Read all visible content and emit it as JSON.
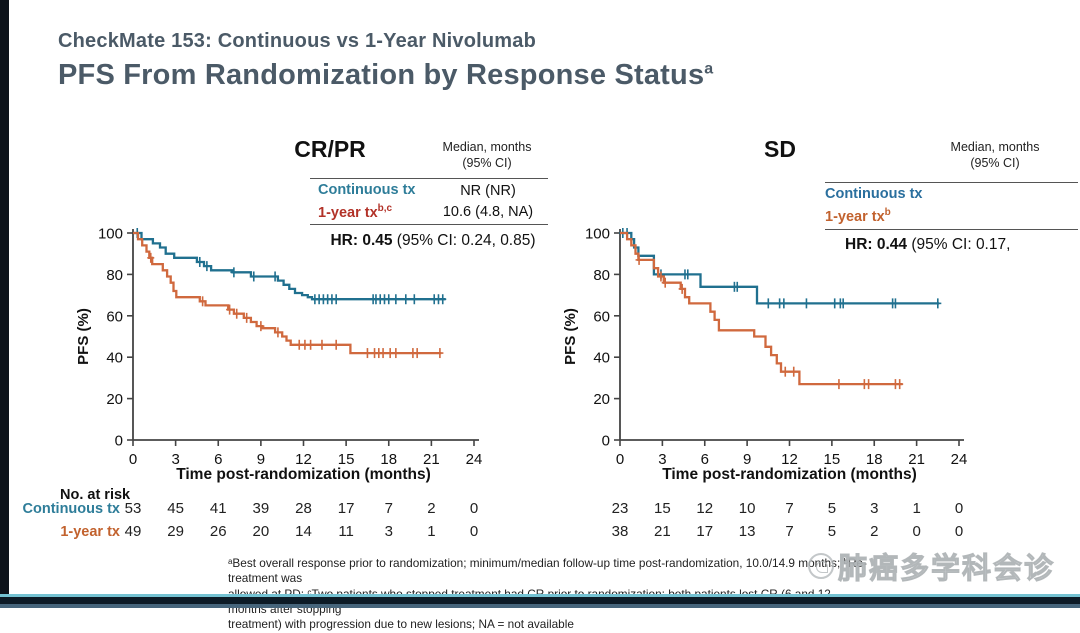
{
  "header": {
    "title": "CheckMate 153: Continuous vs 1-Year Nivolumab",
    "subtitle": "PFS From Randomization by Response Status",
    "subtitle_sup": "a",
    "title_color": "#4b5a67"
  },
  "chart_data": {
    "type": "line",
    "subtype": "kaplan-meier-step",
    "charts": [
      {
        "title": "CR/PR",
        "median_header_line1": "Median,  months",
        "median_header_line2": "(95% CI)",
        "legend_rows": [
          {
            "label": "Continuous  tx",
            "sup": "",
            "value": "NR  (NR)",
            "color": "#2e7d99"
          },
          {
            "label": "1-year  tx",
            "sup": "b,c",
            "value": "10.6  (4.8, NA)",
            "color": "#b23228"
          }
        ],
        "hr_bold": "HR: 0.45",
        "hr_rest": " (95% CI: 0.24, 0.85)",
        "ylabel": "PFS (%)",
        "xlabel": "Time post-randomization (months)",
        "xlim": [
          0,
          24
        ],
        "ylim": [
          0,
          100
        ],
        "xticks": [
          0,
          3,
          6,
          9,
          12,
          15,
          18,
          21,
          24
        ],
        "yticks": [
          0,
          20,
          40,
          60,
          80,
          100
        ],
        "series": [
          {
            "name": "Continuous tx",
            "color": "#20708f",
            "steps": [
              [
                0,
                100
              ],
              [
                0.6,
                97
              ],
              [
                1.4,
                95
              ],
              [
                1.9,
                93
              ],
              [
                2.3,
                90
              ],
              [
                2.9,
                88
              ],
              [
                4.5,
                86
              ],
              [
                5.0,
                84
              ],
              [
                5.5,
                82
              ],
              [
                7.0,
                81
              ],
              [
                8.3,
                79
              ],
              [
                10.2,
                77
              ],
              [
                10.6,
                75
              ],
              [
                11.0,
                73
              ],
              [
                11.4,
                71
              ],
              [
                11.9,
                70
              ],
              [
                12.3,
                69
              ],
              [
                12.6,
                68
              ],
              [
                22.0,
                68
              ]
            ],
            "censors": [
              [
                0.3,
                100
              ],
              [
                4.7,
                86
              ],
              [
                5.2,
                84
              ],
              [
                7.1,
                81
              ],
              [
                8.5,
                79
              ],
              [
                10.0,
                79
              ],
              [
                12.8,
                68
              ],
              [
                13.1,
                68
              ],
              [
                13.4,
                68
              ],
              [
                13.7,
                68
              ],
              [
                14.0,
                68
              ],
              [
                14.3,
                68
              ],
              [
                16.9,
                68
              ],
              [
                17.1,
                68
              ],
              [
                17.4,
                68
              ],
              [
                17.7,
                68
              ],
              [
                18.0,
                68
              ],
              [
                18.5,
                68
              ],
              [
                19.2,
                68
              ],
              [
                19.8,
                68
              ],
              [
                21.2,
                68
              ],
              [
                21.5,
                68
              ],
              [
                21.8,
                68
              ]
            ]
          },
          {
            "name": "1-year tx",
            "color": "#d0693e",
            "steps": [
              [
                0,
                100
              ],
              [
                0.35,
                97
              ],
              [
                0.65,
                94
              ],
              [
                0.95,
                91
              ],
              [
                1.15,
                88
              ],
              [
                1.35,
                85
              ],
              [
                2.1,
                82
              ],
              [
                2.4,
                79
              ],
              [
                2.65,
                76
              ],
              [
                2.85,
                72
              ],
              [
                3.05,
                69
              ],
              [
                4.7,
                67
              ],
              [
                5.1,
                65
              ],
              [
                6.7,
                63
              ],
              [
                7.1,
                61
              ],
              [
                7.8,
                59
              ],
              [
                8.3,
                57
              ],
              [
                8.7,
                55
              ],
              [
                9.1,
                54
              ],
              [
                10.0,
                52
              ],
              [
                10.5,
                50
              ],
              [
                10.8,
                48
              ],
              [
                11.1,
                46
              ],
              [
                15.3,
                42
              ],
              [
                21.7,
                42
              ]
            ],
            "censors": [
              [
                1.25,
                88
              ],
              [
                4.9,
                67
              ],
              [
                6.8,
                63
              ],
              [
                7.3,
                61
              ],
              [
                8.0,
                59
              ],
              [
                9.0,
                55
              ],
              [
                10.2,
                52
              ],
              [
                11.7,
                46
              ],
              [
                12.1,
                46
              ],
              [
                12.5,
                46
              ],
              [
                13.3,
                46
              ],
              [
                14.3,
                46
              ],
              [
                16.5,
                42
              ],
              [
                17.0,
                42
              ],
              [
                17.3,
                42
              ],
              [
                17.6,
                42
              ],
              [
                18.1,
                42
              ],
              [
                18.5,
                42
              ],
              [
                19.7,
                42
              ],
              [
                20.0,
                42
              ],
              [
                21.6,
                42
              ]
            ]
          }
        ],
        "at_risk": {
          "heading": "No. at risk",
          "rows": [
            {
              "label": "Continuous tx",
              "color": "#2e7d99",
              "values": [
                53,
                45,
                41,
                39,
                28,
                17,
                7,
                2,
                0
              ]
            },
            {
              "label": "1-year tx",
              "color": "#c2622e",
              "values": [
                49,
                29,
                26,
                20,
                14,
                11,
                3,
                1,
                0
              ]
            }
          ]
        }
      },
      {
        "title": "SD",
        "median_header_line1": "Median,  months",
        "median_header_line2": "(95% CI)",
        "legend_rows": [
          {
            "label": "Continuous  tx",
            "sup": "",
            "value": "",
            "color": "#2a6f9e"
          },
          {
            "label": "1-year  tx",
            "sup": "b",
            "value": "",
            "color": "#c2622e"
          }
        ],
        "hr_bold": "HR: 0.44",
        "hr_rest": " (95% CI: 0.17,",
        "ylabel": "PFS (%)",
        "xlabel": "Time post-randomization (months)",
        "xlim": [
          0,
          24
        ],
        "ylim": [
          0,
          100
        ],
        "xticks": [
          0,
          3,
          6,
          9,
          12,
          15,
          18,
          21,
          24
        ],
        "yticks": [
          0,
          20,
          40,
          60,
          80,
          100
        ],
        "series": [
          {
            "name": "Continuous tx",
            "color": "#20708f",
            "steps": [
              [
                0,
                100
              ],
              [
                0.8,
                97
              ],
              [
                1.0,
                93
              ],
              [
                1.3,
                89
              ],
              [
                2.4,
                80
              ],
              [
                5.7,
                74
              ],
              [
                9.7,
                66
              ],
              [
                22.6,
                66
              ]
            ],
            "censors": [
              [
                0.2,
                100
              ],
              [
                0.5,
                100
              ],
              [
                2.9,
                80
              ],
              [
                4.6,
                80
              ],
              [
                4.8,
                80
              ],
              [
                8.1,
                74
              ],
              [
                8.3,
                74
              ],
              [
                10.5,
                66
              ],
              [
                11.3,
                66
              ],
              [
                11.6,
                66
              ],
              [
                13.2,
                66
              ],
              [
                15.2,
                66
              ],
              [
                15.6,
                66
              ],
              [
                15.8,
                66
              ],
              [
                19.3,
                66
              ],
              [
                19.5,
                66
              ],
              [
                22.5,
                66
              ]
            ]
          },
          {
            "name": "1-year tx",
            "color": "#d0693e",
            "steps": [
              [
                0,
                100
              ],
              [
                0.5,
                97
              ],
              [
                0.8,
                94
              ],
              [
                1.1,
                90
              ],
              [
                1.3,
                87
              ],
              [
                2.4,
                83
              ],
              [
                2.7,
                79
              ],
              [
                3.1,
                76
              ],
              [
                4.3,
                73
              ],
              [
                4.6,
                69
              ],
              [
                4.9,
                66
              ],
              [
                6.4,
                62
              ],
              [
                6.7,
                58
              ],
              [
                7.0,
                53
              ],
              [
                9.5,
                50
              ],
              [
                10.3,
                45
              ],
              [
                10.7,
                41
              ],
              [
                11.1,
                37
              ],
              [
                11.4,
                33
              ],
              [
                12.7,
                27
              ],
              [
                20.0,
                27
              ]
            ],
            "censors": [
              [
                1.35,
                87
              ],
              [
                2.9,
                79
              ],
              [
                3.2,
                76
              ],
              [
                4.4,
                73
              ],
              [
                11.7,
                33
              ],
              [
                12.3,
                33
              ],
              [
                15.5,
                27
              ],
              [
                17.3,
                27
              ],
              [
                17.6,
                27
              ],
              [
                19.5,
                27
              ],
              [
                19.8,
                27
              ]
            ]
          }
        ],
        "at_risk": {
          "heading": "",
          "rows": [
            {
              "label": "",
              "color": "#2e7d99",
              "values": [
                23,
                15,
                12,
                10,
                7,
                5,
                3,
                1,
                0
              ]
            },
            {
              "label": "",
              "color": "#c2622e",
              "values": [
                38,
                21,
                17,
                13,
                7,
                5,
                2,
                0,
                0
              ]
            }
          ]
        }
      }
    ]
  },
  "footnotes": {
    "line1": "ᵃBest overall response prior to randomization;  minimum/median  follow-up time  post-randomization,  10.0/14.9  months;  ᵇRe-treatment  was",
    "line2": "allowed  at PD;  ᶜTwo patients  who  stopped treatment  had CR  prior to randomization;  both patients  lost CR  (6 and  12  months  after  stopping",
    "line3": "treatment) with  progression due to new  lesions;  NA  = not available"
  },
  "watermark": {
    "text": "肺癌多学科会诊"
  }
}
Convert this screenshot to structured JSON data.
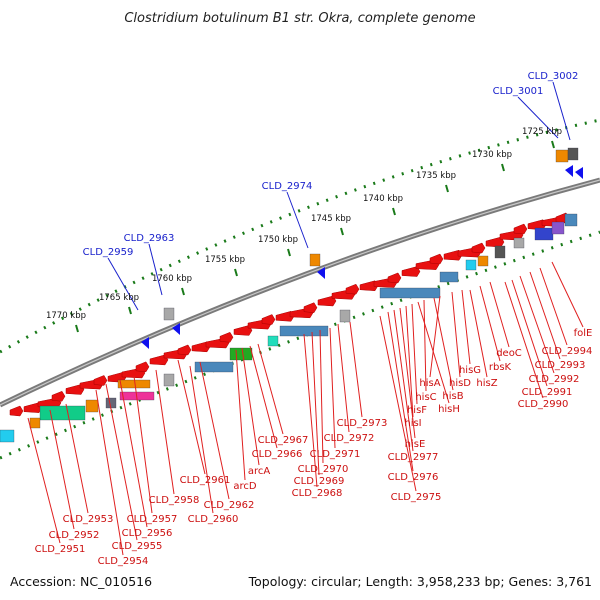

● ● ●

ABOUT THIS EXERCISE: Scan the listing for the string "prior" and copy every line that carries it.

YOUR SOLUTION:
    "line1": "ᵃBest overall response prior to randomization;  minimum/median  follow-up time  post-randomization,  10.0/14.9  months;  ᵇRe-treatment  was",
    "line2": "allowed  at PD;  ᶜTwo patients  who  stopped treatment  had CR  prior to randomization;  both patients  lost CR  (6 and  12  months  after  stopping",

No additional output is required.